If everything is correct, the user should be prompted to press enter (or ctrl-c to abort). Pressing enter causes the following window to be displayed (Fig. 1):
At this point, you can click inside the “black” window (enlarge it to see the last lines, the icon before the last one in the command bar), press the “play” button (seventh icon of the command bar in this picture) and issue, e.g., an ‘ls’ command. Once done, you can close this window a return to the shell of the host system.

1.3 COTSon simulator: look at a glance

COTSon is a simulation framework, whose aim is to provide an evaluation platform for real systems like current multi-core Personal Computers consisting of x86_64 processors and all classical peripherals, and running available operating systems such as Linux (or, not shown here, Windows™).

It was originally developed by HP Labs and AMD, and it targets cluster-level systems composed of hundreds or thousands of commodity multi-core nodes and their associated devices connected through a standard communication network like, e.g., a datacenter.

An accurate evaluation may require to model not only the functional behavior (like in common “virtualizers” like VMWare™, Virtualbox™ and similar) but also the timing behavior of the architectural components. With COTSon the evaluation can range from high-simulation speed (and an “idealistic timing model” of 1 instruction per cycle) through an accurate timing model (up to desired level of accuracy). Moreover, COTSon can trade simulation speed with accuracy by offering about seven built-in sampling policies that can enhance greatly the simulation speed (and the user can provide his/her own sampling policies).
1.4 Supported platforms

In order to run COTSOn the user needs a computer equipped with a 64 bit processor. This is required in order to correctly run the AMD SimNow™ virtualization layer (this component is available only for Linux AMD64 and Windows XP 64-bit version, however the entire simulation framework is available only under the Linux environment. Hereafter we refer to the virtualization layer simply as SimNow). Currently, COTSOn (v680) requires the 4.6.2pub version of SimNow, while it supports the following Linux distributions:

<table>
<thead>
<tr>
<th>Supported Linux Distributions</th>
</tr>
</thead>
<tbody>
<tr>
<td>Debian</td>
</tr>
<tr>
<td>Lenny</td>
</tr>
<tr>
<td>Squeeze</td>
</tr>
<tr>
<td>Goddard</td>
</tr>
<tr>
<td>Laughlin</td>
</tr>
<tr>
<td>Lovelock</td>
</tr>
<tr>
<td>Verne</td>
</tr>
<tr>
<td>Beefy Miracle</td>
</tr>
<tr>
<td>Spherical Cow</td>
</tr>
<tr>
<td>Schrödinger’s Cat</td>
</tr>
<tr>
<td></td>
</tr>
</tbody>
</table>

Table 1 – COTSOn installation: supported Linux distributions.

§ Entries provided:
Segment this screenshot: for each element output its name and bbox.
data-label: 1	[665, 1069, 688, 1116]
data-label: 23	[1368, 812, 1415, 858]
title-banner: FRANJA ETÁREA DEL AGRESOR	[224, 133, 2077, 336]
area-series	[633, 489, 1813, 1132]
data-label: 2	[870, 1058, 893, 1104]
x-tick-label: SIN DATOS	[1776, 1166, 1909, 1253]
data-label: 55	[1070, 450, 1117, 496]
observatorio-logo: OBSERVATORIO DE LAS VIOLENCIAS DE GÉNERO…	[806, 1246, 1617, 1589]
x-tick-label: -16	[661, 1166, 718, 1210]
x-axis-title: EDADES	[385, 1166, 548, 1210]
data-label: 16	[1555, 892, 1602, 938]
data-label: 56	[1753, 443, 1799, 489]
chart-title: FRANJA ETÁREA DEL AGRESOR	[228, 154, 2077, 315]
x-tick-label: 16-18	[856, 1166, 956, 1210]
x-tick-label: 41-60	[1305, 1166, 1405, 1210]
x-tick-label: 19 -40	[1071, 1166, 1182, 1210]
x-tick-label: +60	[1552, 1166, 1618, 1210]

§ Problems to work on:
1. In the excerpt on the COTSon simulator, which organizations originally developed COTSon?
2. Carry on the excerpt on the COTSon simulator from its last line.

§ Task answers:
1. HP Labs and AMD.

2.
The minimum hardware configuration required for the installation is as follows:

- **Processor**: AMD Athlon™ 64 X2 Dual Core Processor 4600+ or equivalent;
- **Memory**: 2 GB of main memory (8GB or more recommended);

Please also note that for licensing issues the simulator should be run on AMD machines, even though Intel processors are also reported to function).

1.4.1 Running COTSOn in a virtualized environment

Installation under Windows environment is supported, through the use of virtualization software (e.g., VirtualBox, VMware, etc.), by allocating enough resources to the guest machine. This kind of installation is also suited for shared environments, where a single server can host several virtualized machines. In this case virtualized machine can be remotely accessed. For further information on virtualization software, please refer to the specific manual of AMD SimNow.
1.5 Document structure

The rest of the document is organized as follows. Section 2 and section 3, are devoted to the description of the main characteristics of the simulator. In particular, the guide focuses on the general architecture, the mechanism implemented to collect timing information, and the description of the main internal components (such as the virtualization layer, the interleavers, the samplers, etc.). An entire section is devoted to the user interface used to configure and interact with the simulator. COTSon adopts the LUA language (see Appendix-1) to provide a flexible way to describe the configuration of the target system (i.e., the architecture of the system to be simulated), and the parameters for the experiment setup (e.g., functional simulation vs. timing simulation, structure for storing collected measures, commands for the virtualization layer, etc.). Structures for collecting data during simulation are deeply described in section 5, while section 6 presents to the user a set of simple examples that illustrate all the features previously described. Following these examples the user should be able to set-up the simulation environment, and to run architectural simulations of interest. Finally, sections from 7 to 17 illustrate advanced examples that reflect research activity carried out in the TERAFLUX project at the scale of 1000+ cores [6][18]. They can be used as a reference for setting-up advanced simulation experiments. In particular, they can be used to understand how to extend the simulation infrastructure.
2 Understanding COTSon: Design and Architecture

Simulation, combining some architectural structures, permits to create virtual systems in which hardware components are shaped, in order to make new functional units, or entire microprocessor systems. The aim of a simulator is to show, record and analyze the performances and the behavior of applications, and select the best architecture for each of them. Simulators can be also used to develop new software and hardware components that can be thus verified in their behavior. The increasing complexity of computing systems has made simulators the first choice for their design and analysis. In fact, a good simulator infrastructure can help researchers, designers and developers in verifying if their decisions are correct or not, possibly finding some optimal solutions. Speed, accuracy, full-system capability and ability to extract specific metrics are the main characteristics of a simulator and also what makes one simulator different from another.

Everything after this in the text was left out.